Given records start

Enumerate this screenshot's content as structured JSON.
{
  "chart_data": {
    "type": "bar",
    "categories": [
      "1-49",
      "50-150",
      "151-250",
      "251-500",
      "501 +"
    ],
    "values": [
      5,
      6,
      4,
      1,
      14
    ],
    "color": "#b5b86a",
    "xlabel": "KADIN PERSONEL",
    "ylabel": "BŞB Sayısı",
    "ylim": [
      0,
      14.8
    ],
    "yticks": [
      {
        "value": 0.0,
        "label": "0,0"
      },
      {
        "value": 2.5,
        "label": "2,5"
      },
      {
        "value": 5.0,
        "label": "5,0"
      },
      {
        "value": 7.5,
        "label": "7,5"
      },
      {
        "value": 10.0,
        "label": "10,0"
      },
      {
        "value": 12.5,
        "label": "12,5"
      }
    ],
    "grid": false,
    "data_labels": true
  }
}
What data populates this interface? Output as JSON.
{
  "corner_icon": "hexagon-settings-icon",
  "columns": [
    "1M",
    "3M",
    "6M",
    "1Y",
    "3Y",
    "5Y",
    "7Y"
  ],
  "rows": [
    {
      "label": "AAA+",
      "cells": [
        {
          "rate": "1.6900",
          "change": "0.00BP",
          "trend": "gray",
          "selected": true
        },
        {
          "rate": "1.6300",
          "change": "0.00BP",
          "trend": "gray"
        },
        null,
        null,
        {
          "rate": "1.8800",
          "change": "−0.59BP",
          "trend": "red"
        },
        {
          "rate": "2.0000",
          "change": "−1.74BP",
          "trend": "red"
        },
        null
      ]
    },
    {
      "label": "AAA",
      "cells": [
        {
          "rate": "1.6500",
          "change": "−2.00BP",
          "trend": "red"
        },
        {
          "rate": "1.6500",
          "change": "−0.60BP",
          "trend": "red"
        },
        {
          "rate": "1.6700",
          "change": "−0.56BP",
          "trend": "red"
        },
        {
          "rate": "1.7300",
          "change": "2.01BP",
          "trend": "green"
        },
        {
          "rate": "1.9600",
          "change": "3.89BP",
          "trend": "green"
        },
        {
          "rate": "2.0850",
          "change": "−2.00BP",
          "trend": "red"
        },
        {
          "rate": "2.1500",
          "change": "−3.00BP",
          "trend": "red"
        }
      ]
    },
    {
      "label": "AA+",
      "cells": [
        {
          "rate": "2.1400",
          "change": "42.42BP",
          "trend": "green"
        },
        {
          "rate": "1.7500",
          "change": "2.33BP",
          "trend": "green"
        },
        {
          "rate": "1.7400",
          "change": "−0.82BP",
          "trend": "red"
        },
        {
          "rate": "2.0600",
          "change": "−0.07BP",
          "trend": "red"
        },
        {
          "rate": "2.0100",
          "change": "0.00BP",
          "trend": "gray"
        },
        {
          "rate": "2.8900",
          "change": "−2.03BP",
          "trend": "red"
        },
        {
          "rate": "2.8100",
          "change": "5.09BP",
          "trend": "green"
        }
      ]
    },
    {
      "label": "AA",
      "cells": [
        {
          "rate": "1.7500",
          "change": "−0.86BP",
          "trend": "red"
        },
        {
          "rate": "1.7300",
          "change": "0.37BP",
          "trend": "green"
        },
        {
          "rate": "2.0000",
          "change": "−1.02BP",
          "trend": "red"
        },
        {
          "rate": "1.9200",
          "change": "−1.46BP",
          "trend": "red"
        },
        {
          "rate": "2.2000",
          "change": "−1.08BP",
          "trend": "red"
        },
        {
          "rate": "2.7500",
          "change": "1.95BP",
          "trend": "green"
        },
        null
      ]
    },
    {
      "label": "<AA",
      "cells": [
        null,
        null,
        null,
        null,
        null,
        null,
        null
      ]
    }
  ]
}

Given records end

● Requirement
Output all of the material, please, exactly as it stands.

● Answer to this task
Enumerate this screenshot's content as structured JSON.
{
  "chart_data": {
    "type": "bar",
    "categories": [
      "1-49",
      "50-150",
      "151-250",
      "251-500",
      "501 +"
    ],
    "values": [
      5,
      6,
      4,
      1,
      14
    ],
    "color": "#b5b86a",
    "xlabel": "KADIN PERSONEL",
    "ylabel": "BŞB Sayısı",
    "ylim": [
      0,
      14.8
    ],
    "yticks": [
      {
        "value": 0.0,
        "label": "0,0"
      },
      {
        "value": 2.5,
        "label": "2,5"
      },
      {
        "value": 5.0,
        "label": "5,0"
      },
      {
        "value": 7.5,
        "label": "7,5"
      },
      {
        "value": 10.0,
        "label": "10,0"
      },
      {
        "value": 12.5,
        "label": "12,5"
      }
    ],
    "grid": false,
    "data_labels": true
  }
}
What data populates this interface? Output as JSON.
{
  "corner_icon": "hexagon-settings-icon",
  "columns": [
    "1M",
    "3M",
    "6M",
    "1Y",
    "3Y",
    "5Y",
    "7Y"
  ],
  "rows": [
    {
      "label": "AAA+",
      "cells": [
        {
          "rate": "1.6900",
          "change": "0.00BP",
          "trend": "gray",
          "selected": true
        },
        {
          "rate": "1.6300",
          "change": "0.00BP",
          "trend": "gray"
        },
        null,
        null,
        {
          "rate": "1.8800",
          "change": "−0.59BP",
          "trend": "red"
        },
        {
          "rate": "2.0000",
          "change": "−1.74BP",
          "trend": "red"
        },
        null
      ]
    },
    {
      "label": "AAA",
      "cells": [
        {
          "rate": "1.6500",
          "change": "−2.00BP",
          "trend": "red"
        },
        {
          "rate": "1.6500",
          "change": "−0.60BP",
          "trend": "red"
        },
        {
          "rate": "1.6700",
          "change": "−0.56BP",
          "trend": "red"
        },
        {
          "rate": "1.7300",
          "change": "2.01BP",
          "trend": "green"
        },
        {
          "rate": "1.9600",
          "change": "3.89BP",
          "trend": "green"
        },
        {
          "rate": "2.0850",
          "change": "−2.00BP",
          "trend": "red"
        },
        {
          "rate": "2.1500",
          "change": "−3.00BP",
          "trend": "red"
        }
      ]
    },
    {
      "label": "AA+",
      "cells": [
        {
          "rate": "2.1400",
          "change": "42.42BP",
          "trend": "green"
        },
        {
          "rate": "1.7500",
          "change": "2.33BP",
          "trend": "green"
        },
        {
          "rate": "1.7400",
          "change": "−0.82BP",
          "trend": "red"
        },
        {
          "rate": "2.0600",
          "change": "−0.07BP",
          "trend": "red"
        },
        {
          "rate": "2.0100",
          "change": "0.00BP",
          "trend": "gray"
        },
        {
          "rate": "2.8900",
          "change": "−2.03BP",
          "trend": "red"
        },
        {
          "rate": "2.8100",
          "change": "5.09BP",
          "trend": "green"
        }
      ]
    },
    {
      "label": "AA",
      "cells": [
        {
          "rate": "1.7500",
          "change": "−0.86BP",
          "trend": "red"
        },
        {
          "rate": "1.7300",
          "change": "0.37BP",
          "trend": "green"
        },
        {
          "rate": "2.0000",
          "change": "−1.02BP",
          "trend": "red"
        },
        {
          "rate": "1.9200",
          "change": "−1.46BP",
          "trend": "red"
        },
        {
          "rate": "2.2000",
          "change": "−1.08BP",
          "trend": "red"
        },
        {
          "rate": "2.7500",
          "change": "1.95BP",
          "trend": "green"
        },
        null
      ]
    },
    {
      "label": "<AA",
      "cells": [
        null,
        null,
        null,
        null,
        null,
        null,
        null
      ]
    }
  ]
}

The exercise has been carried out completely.